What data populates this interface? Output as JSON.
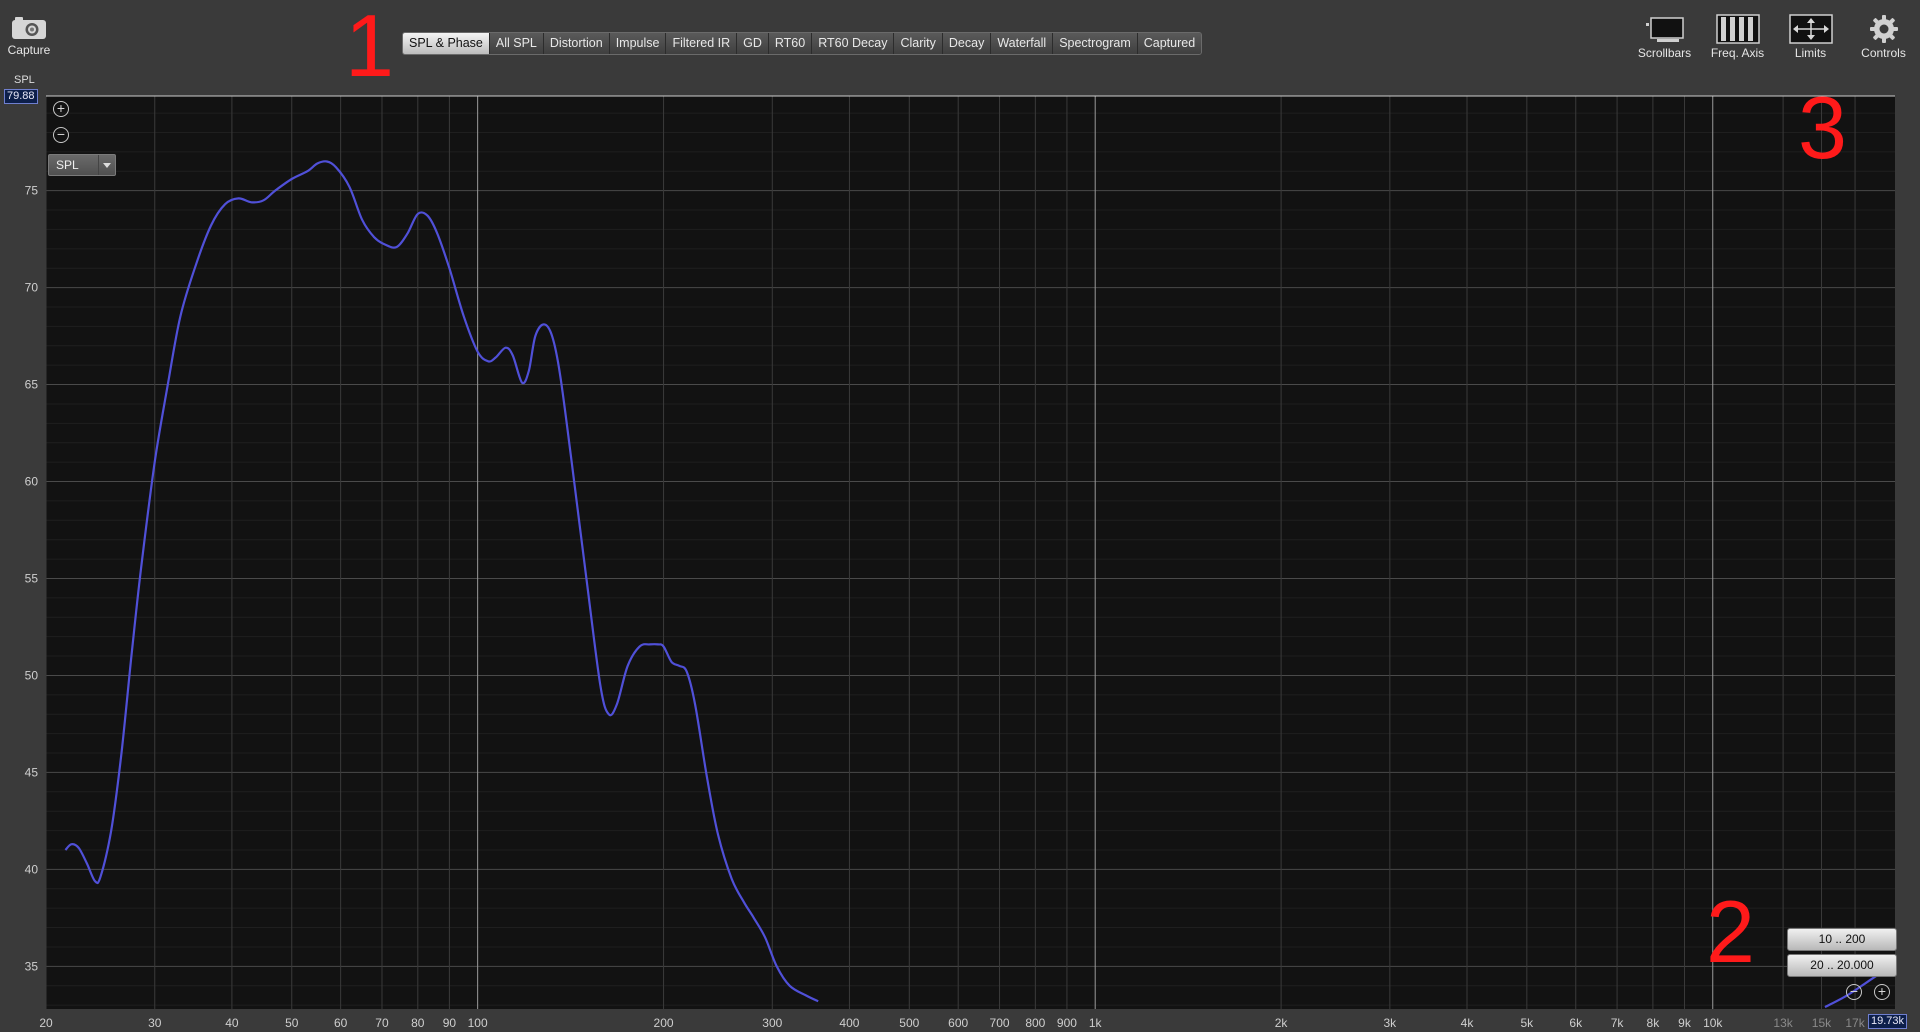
{
  "toolbar": {
    "capture_label": "Capture",
    "tabs": [
      {
        "label": "SPL & Phase",
        "active": true
      },
      {
        "label": "All SPL"
      },
      {
        "label": "Distortion"
      },
      {
        "label": "Impulse"
      },
      {
        "label": "Filtered IR"
      },
      {
        "label": "GD"
      },
      {
        "label": "RT60"
      },
      {
        "label": "RT60 Decay"
      },
      {
        "label": "Clarity"
      },
      {
        "label": "Decay"
      },
      {
        "label": "Waterfall"
      },
      {
        "label": "Spectrogram"
      },
      {
        "label": "Captured"
      }
    ],
    "right_tools": [
      {
        "label": "Scrollbars",
        "icon": "scrollbars-icon"
      },
      {
        "label": "Freq. Axis",
        "icon": "freq-axis-icon"
      },
      {
        "label": "Limits",
        "icon": "limits-icon"
      },
      {
        "label": "Controls",
        "icon": "gear-icon"
      }
    ]
  },
  "graph": {
    "y_axis_title": "SPL",
    "y_cursor_readout": "79.88",
    "x_cursor_readout": "19.73k",
    "trace_selector": "SPL",
    "range_buttons": [
      "10 .. 200",
      "20 .. 20.000"
    ],
    "annotations": [
      "1",
      "2",
      "3"
    ],
    "colors": {
      "background": "#121212",
      "grid": "#3a3a3a",
      "trace": "#5050d8",
      "annotation": "#ff1a1a"
    }
  },
  "chart_data": {
    "type": "line",
    "xscale": "log",
    "xlim": [
      20,
      19730
    ],
    "ylim": [
      32.8,
      79.88
    ],
    "grid": true,
    "x_ticks": [
      {
        "v": 20,
        "label": "20"
      },
      {
        "v": 30,
        "label": "30"
      },
      {
        "v": 40,
        "label": "40"
      },
      {
        "v": 50,
        "label": "50"
      },
      {
        "v": 60,
        "label": "60"
      },
      {
        "v": 70,
        "label": "70"
      },
      {
        "v": 80,
        "label": "80"
      },
      {
        "v": 90,
        "label": "90"
      },
      {
        "v": 100,
        "label": "100"
      },
      {
        "v": 200,
        "label": "200"
      },
      {
        "v": 300,
        "label": "300"
      },
      {
        "v": 400,
        "label": "400"
      },
      {
        "v": 500,
        "label": "500"
      },
      {
        "v": 600,
        "label": "600"
      },
      {
        "v": 700,
        "label": "700"
      },
      {
        "v": 800,
        "label": "800"
      },
      {
        "v": 900,
        "label": "900"
      },
      {
        "v": 1000,
        "label": "1k"
      },
      {
        "v": 2000,
        "label": "2k"
      },
      {
        "v": 3000,
        "label": "3k"
      },
      {
        "v": 4000,
        "label": "4k"
      },
      {
        "v": 5000,
        "label": "5k"
      },
      {
        "v": 6000,
        "label": "6k"
      },
      {
        "v": 7000,
        "label": "7k"
      },
      {
        "v": 8000,
        "label": "8k"
      },
      {
        "v": 9000,
        "label": "9k"
      },
      {
        "v": 10000,
        "label": "10k"
      },
      {
        "v": 13000,
        "label": "13k"
      },
      {
        "v": 15000,
        "label": "15k"
      },
      {
        "v": 17000,
        "label": "17k"
      }
    ],
    "y_ticks": [
      35,
      40,
      45,
      50,
      55,
      60,
      65,
      70,
      75
    ],
    "series": [
      {
        "color": "#5050d8",
        "points": [
          [
            21.5,
            41
          ],
          [
            22,
            41.3
          ],
          [
            22.6,
            41.1
          ],
          [
            23.3,
            40.3
          ],
          [
            24,
            39.4
          ],
          [
            24.5,
            39.6
          ],
          [
            25.5,
            42
          ],
          [
            26.5,
            46
          ],
          [
            27.5,
            51
          ],
          [
            28.5,
            55.5
          ],
          [
            30,
            61
          ],
          [
            31.5,
            65
          ],
          [
            33,
            68.5
          ],
          [
            35,
            71.2
          ],
          [
            37,
            73.2
          ],
          [
            39,
            74.3
          ],
          [
            41,
            74.6
          ],
          [
            43,
            74.4
          ],
          [
            45,
            74.5
          ],
          [
            47,
            75
          ],
          [
            50,
            75.6
          ],
          [
            53,
            76
          ],
          [
            55,
            76.4
          ],
          [
            57,
            76.5
          ],
          [
            59,
            76.2
          ],
          [
            62,
            75.2
          ],
          [
            65,
            73.5
          ],
          [
            68,
            72.6
          ],
          [
            71,
            72.2
          ],
          [
            74,
            72.1
          ],
          [
            77,
            72.8
          ],
          [
            80,
            73.8
          ],
          [
            83,
            73.7
          ],
          [
            86,
            72.8
          ],
          [
            90,
            71
          ],
          [
            95,
            68.5
          ],
          [
            100,
            66.7
          ],
          [
            104,
            66.2
          ],
          [
            107,
            66.4
          ],
          [
            111,
            66.9
          ],
          [
            114,
            66.5
          ],
          [
            118,
            65.1
          ],
          [
            121,
            65.7
          ],
          [
            124,
            67.5
          ],
          [
            128,
            68.1
          ],
          [
            132,
            67.5
          ],
          [
            136,
            65.5
          ],
          [
            142,
            61
          ],
          [
            150,
            55
          ],
          [
            158,
            49.5
          ],
          [
            163,
            48
          ],
          [
            168,
            48.5
          ],
          [
            175,
            50.5
          ],
          [
            183,
            51.5
          ],
          [
            190,
            51.6
          ],
          [
            196,
            51.6
          ],
          [
            200,
            51.5
          ],
          [
            206,
            50.7
          ],
          [
            212,
            50.5
          ],
          [
            218,
            50.2
          ],
          [
            225,
            48.5
          ],
          [
            235,
            44.8
          ],
          [
            245,
            41.8
          ],
          [
            258,
            39.5
          ],
          [
            270,
            38.3
          ],
          [
            280,
            37.5
          ],
          [
            292,
            36.5
          ],
          [
            305,
            35
          ],
          [
            320,
            34
          ],
          [
            340,
            33.5
          ],
          [
            356,
            33.2
          ]
        ]
      },
      {
        "color": "#5050d8",
        "points": [
          [
            15200,
            32.9
          ],
          [
            16500,
            33.5
          ],
          [
            17800,
            34.2
          ],
          [
            19000,
            34.8
          ],
          [
            19730,
            35.2
          ]
        ]
      }
    ]
  }
}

::::::::

» **Work instructions**
Each entry must be retyped word for word, with every image omitted.

» **Expected answer**
What data populates this interface? Output as JSON.
{
  "toolbar": {
    "capture_label": "Capture",
    "tabs": [
      {
        "label": "SPL & Phase",
        "active": true
      },
      {
        "label": "All SPL"
      },
      {
        "label": "Distortion"
      },
      {
        "label": "Impulse"
      },
      {
        "label": "Filtered IR"
      },
      {
        "label": "GD"
      },
      {
        "label": "RT60"
      },
      {
        "label": "RT60 Decay"
      },
      {
        "label": "Clarity"
      },
      {
        "label": "Decay"
      },
      {
        "label": "Waterfall"
      },
      {
        "label": "Spectrogram"
      },
      {
        "label": "Captured"
      }
    ],
    "right_tools": [
      {
        "label": "Scrollbars",
        "icon": "scrollbars-icon"
      },
      {
        "label": "Freq. Axis",
        "icon": "freq-axis-icon"
      },
      {
        "label": "Limits",
        "icon": "limits-icon"
      },
      {
        "label": "Controls",
        "icon": "gear-icon"
      }
    ]
  },
  "graph": {
    "y_axis_title": "SPL",
    "y_cursor_readout": "79.88",
    "x_cursor_readout": "19.73k",
    "trace_selector": "SPL",
    "range_buttons": [
      "10 .. 200",
      "20 .. 20.000"
    ],
    "annotations": [
      "1",
      "2",
      "3"
    ],
    "colors": {
      "background": "#121212",
      "grid": "#3a3a3a",
      "trace": "#5050d8",
      "annotation": "#ff1a1a"
    }
  },
  "chart_data": {
    "type": "line",
    "xscale": "log",
    "xlim": [
      20,
      19730
    ],
    "ylim": [
      32.8,
      79.88
    ],
    "grid": true,
    "x_ticks": [
      {
        "v": 20,
        "label": "20"
      },
      {
        "v": 30,
        "label": "30"
      },
      {
        "v": 40,
        "label": "40"
      },
      {
        "v": 50,
        "label": "50"
      },
      {
        "v": 60,
        "label": "60"
      },
      {
        "v": 70,
        "label": "70"
      },
      {
        "v": 80,
        "label": "80"
      },
      {
        "v": 90,
        "label": "90"
      },
      {
        "v": 100,
        "label": "100"
      },
      {
        "v": 200,
        "label": "200"
      },
      {
        "v": 300,
        "label": "300"
      },
      {
        "v": 400,
        "label": "400"
      },
      {
        "v": 500,
        "label": "500"
      },
      {
        "v": 600,
        "label": "600"
      },
      {
        "v": 700,
        "label": "700"
      },
      {
        "v": 800,
        "label": "800"
      },
      {
        "v": 900,
        "label": "900"
      },
      {
        "v": 1000,
        "label": "1k"
      },
      {
        "v": 2000,
        "label": "2k"
      },
      {
        "v": 3000,
        "label": "3k"
      },
      {
        "v": 4000,
        "label": "4k"
      },
      {
        "v": 5000,
        "label": "5k"
      },
      {
        "v": 6000,
        "label": "6k"
      },
      {
        "v": 7000,
        "label": "7k"
      },
      {
        "v": 8000,
        "label": "8k"
      },
      {
        "v": 9000,
        "label": "9k"
      },
      {
        "v": 10000,
        "label": "10k"
      },
      {
        "v": 13000,
        "label": "13k"
      },
      {
        "v": 15000,
        "label": "15k"
      },
      {
        "v": 17000,
        "label": "17k"
      }
    ],
    "y_ticks": [
      35,
      40,
      45,
      50,
      55,
      60,
      65,
      70,
      75
    ],
    "series": [
      {
        "color": "#5050d8",
        "points": [
          [
            21.5,
            41
          ],
          [
            22,
            41.3
          ],
          [
            22.6,
            41.1
          ],
          [
            23.3,
            40.3
          ],
          [
            24,
            39.4
          ],
          [
            24.5,
            39.6
          ],
          [
            25.5,
            42
          ],
          [
            26.5,
            46
          ],
          [
            27.5,
            51
          ],
          [
            28.5,
            55.5
          ],
          [
            30,
            61
          ],
          [
            31.5,
            65
          ],
          [
            33,
            68.5
          ],
          [
            35,
            71.2
          ],
          [
            37,
            73.2
          ],
          [
            39,
            74.3
          ],
          [
            41,
            74.6
          ],
          [
            43,
            74.4
          ],
          [
            45,
            74.5
          ],
          [
            47,
            75
          ],
          [
            50,
            75.6
          ],
          [
            53,
            76
          ],
          [
            55,
            76.4
          ],
          [
            57,
            76.5
          ],
          [
            59,
            76.2
          ],
          [
            62,
            75.2
          ],
          [
            65,
            73.5
          ],
          [
            68,
            72.6
          ],
          [
            71,
            72.2
          ],
          [
            74,
            72.1
          ],
          [
            77,
            72.8
          ],
          [
            80,
            73.8
          ],
          [
            83,
            73.7
          ],
          [
            86,
            72.8
          ],
          [
            90,
            71
          ],
          [
            95,
            68.5
          ],
          [
            100,
            66.7
          ],
          [
            104,
            66.2
          ],
          [
            107,
            66.4
          ],
          [
            111,
            66.9
          ],
          [
            114,
            66.5
          ],
          [
            118,
            65.1
          ],
          [
            121,
            65.7
          ],
          [
            124,
            67.5
          ],
          [
            128,
            68.1
          ],
          [
            132,
            67.5
          ],
          [
            136,
            65.5
          ],
          [
            142,
            61
          ],
          [
            150,
            55
          ],
          [
            158,
            49.5
          ],
          [
            163,
            48
          ],
          [
            168,
            48.5
          ],
          [
            175,
            50.5
          ],
          [
            183,
            51.5
          ],
          [
            190,
            51.6
          ],
          [
            196,
            51.6
          ],
          [
            200,
            51.5
          ],
          [
            206,
            50.7
          ],
          [
            212,
            50.5
          ],
          [
            218,
            50.2
          ],
          [
            225,
            48.5
          ],
          [
            235,
            44.8
          ],
          [
            245,
            41.8
          ],
          [
            258,
            39.5
          ],
          [
            270,
            38.3
          ],
          [
            280,
            37.5
          ],
          [
            292,
            36.5
          ],
          [
            305,
            35
          ],
          [
            320,
            34
          ],
          [
            340,
            33.5
          ],
          [
            356,
            33.2
          ]
        ]
      },
      {
        "color": "#5050d8",
        "points": [
          [
            15200,
            32.9
          ],
          [
            16500,
            33.5
          ],
          [
            17800,
            34.2
          ],
          [
            19000,
            34.8
          ],
          [
            19730,
            35.2
          ]
        ]
      }
    ]
  }
}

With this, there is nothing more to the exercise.